--- start LISTING ---
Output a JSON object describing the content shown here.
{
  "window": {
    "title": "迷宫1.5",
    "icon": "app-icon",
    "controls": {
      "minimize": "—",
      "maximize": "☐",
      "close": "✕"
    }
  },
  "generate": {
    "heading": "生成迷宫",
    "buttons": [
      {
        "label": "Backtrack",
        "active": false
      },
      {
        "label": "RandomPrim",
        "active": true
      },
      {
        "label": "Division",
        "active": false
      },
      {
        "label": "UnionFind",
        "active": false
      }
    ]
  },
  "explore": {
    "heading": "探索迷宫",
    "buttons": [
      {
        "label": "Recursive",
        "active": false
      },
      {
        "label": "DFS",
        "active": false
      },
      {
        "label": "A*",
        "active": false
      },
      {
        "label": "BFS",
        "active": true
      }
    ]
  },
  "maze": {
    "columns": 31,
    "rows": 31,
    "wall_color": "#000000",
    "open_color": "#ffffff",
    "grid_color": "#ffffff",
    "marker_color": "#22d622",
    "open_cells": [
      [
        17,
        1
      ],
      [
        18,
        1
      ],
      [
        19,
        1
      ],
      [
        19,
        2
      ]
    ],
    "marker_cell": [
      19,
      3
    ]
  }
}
--- end LISTING ---
> OBJECTIVE
Repeat the entries shown above, every one, word for word.

> TASK RESPONSE
Output a JSON object describing the content shown here.
{
  "window": {
    "title": "迷宫1.5",
    "icon": "app-icon",
    "controls": {
      "minimize": "—",
      "maximize": "☐",
      "close": "✕"
    }
  },
  "generate": {
    "heading": "生成迷宫",
    "buttons": [
      {
        "label": "Backtrack",
        "active": false
      },
      {
        "label": "RandomPrim",
        "active": true
      },
      {
        "label": "Division",
        "active": false
      },
      {
        "label": "UnionFind",
        "active": false
      }
    ]
  },
  "explore": {
    "heading": "探索迷宫",
    "buttons": [
      {
        "label": "Recursive",
        "active": false
      },
      {
        "label": "DFS",
        "active": false
      },
      {
        "label": "A*",
        "active": false
      },
      {
        "label": "BFS",
        "active": true
      }
    ]
  },
  "maze": {
    "columns": 31,
    "rows": 31,
    "wall_color": "#000000",
    "open_color": "#ffffff",
    "grid_color": "#ffffff",
    "marker_color": "#22d622",
    "open_cells": [
      [
        17,
        1
      ],
      [
        18,
        1
      ],
      [
        19,
        1
      ],
      [
        19,
        2
      ]
    ],
    "marker_cell": [
      19,
      3
    ]
  }
}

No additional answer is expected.